Dataset listings of figures:
_____
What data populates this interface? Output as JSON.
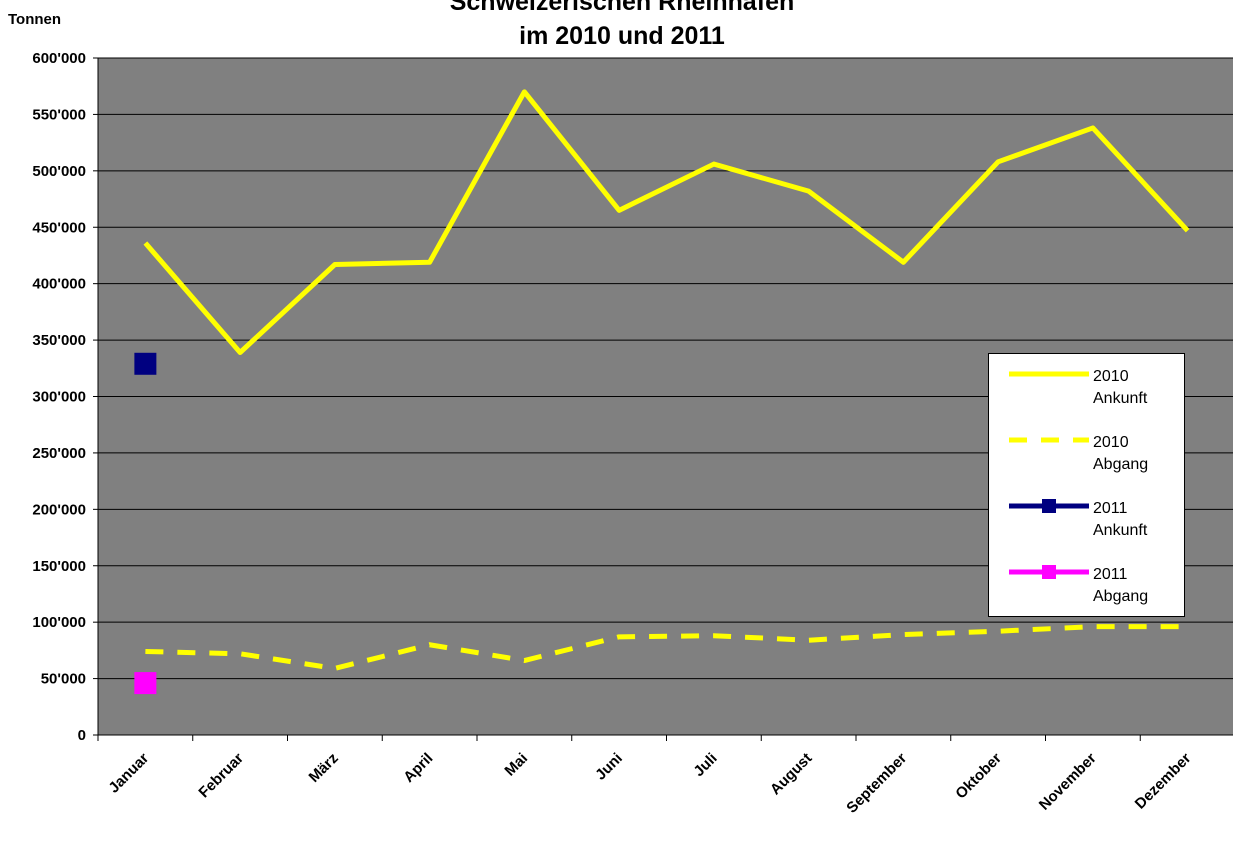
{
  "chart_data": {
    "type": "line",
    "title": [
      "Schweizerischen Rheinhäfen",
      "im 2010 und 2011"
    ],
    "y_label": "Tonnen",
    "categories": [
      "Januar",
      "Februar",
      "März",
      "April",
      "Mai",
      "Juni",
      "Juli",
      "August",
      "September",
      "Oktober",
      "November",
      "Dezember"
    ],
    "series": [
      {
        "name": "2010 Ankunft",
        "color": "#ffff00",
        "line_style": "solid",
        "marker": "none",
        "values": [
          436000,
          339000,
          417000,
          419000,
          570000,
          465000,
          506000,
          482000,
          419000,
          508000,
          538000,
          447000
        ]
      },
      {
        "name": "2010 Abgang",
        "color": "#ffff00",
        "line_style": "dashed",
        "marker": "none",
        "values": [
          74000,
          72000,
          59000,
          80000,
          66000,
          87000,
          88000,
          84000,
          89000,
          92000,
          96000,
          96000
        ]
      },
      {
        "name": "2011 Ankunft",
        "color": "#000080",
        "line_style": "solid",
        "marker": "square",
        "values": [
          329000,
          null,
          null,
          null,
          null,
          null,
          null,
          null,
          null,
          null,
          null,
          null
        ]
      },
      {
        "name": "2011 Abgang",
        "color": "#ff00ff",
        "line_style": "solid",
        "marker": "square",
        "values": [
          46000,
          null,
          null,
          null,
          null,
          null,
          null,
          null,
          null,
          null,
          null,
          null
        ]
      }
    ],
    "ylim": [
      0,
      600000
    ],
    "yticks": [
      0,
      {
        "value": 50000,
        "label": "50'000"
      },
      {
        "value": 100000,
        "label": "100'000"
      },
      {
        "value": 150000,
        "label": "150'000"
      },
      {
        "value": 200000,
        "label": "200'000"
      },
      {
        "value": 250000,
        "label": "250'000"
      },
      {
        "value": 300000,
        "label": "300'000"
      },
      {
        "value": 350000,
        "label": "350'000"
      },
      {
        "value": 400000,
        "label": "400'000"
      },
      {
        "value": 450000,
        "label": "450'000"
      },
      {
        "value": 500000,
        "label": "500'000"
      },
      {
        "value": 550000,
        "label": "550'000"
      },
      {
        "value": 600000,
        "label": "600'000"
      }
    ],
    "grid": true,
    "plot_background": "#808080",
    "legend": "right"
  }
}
_____
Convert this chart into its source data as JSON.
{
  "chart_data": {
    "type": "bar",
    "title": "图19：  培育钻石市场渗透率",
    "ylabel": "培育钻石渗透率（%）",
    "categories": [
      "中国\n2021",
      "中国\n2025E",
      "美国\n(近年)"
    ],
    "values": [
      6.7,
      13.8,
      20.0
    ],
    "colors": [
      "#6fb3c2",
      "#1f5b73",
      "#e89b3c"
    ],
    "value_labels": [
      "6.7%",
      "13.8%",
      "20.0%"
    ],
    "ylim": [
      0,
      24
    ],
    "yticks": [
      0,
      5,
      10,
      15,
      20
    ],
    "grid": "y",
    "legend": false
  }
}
_____
Task directions:
Using the material above, copy every line in which the string "this" occurs.

Answer:
What data populates this interface? Output as JSON.
Convert this chart into its source data as JSON.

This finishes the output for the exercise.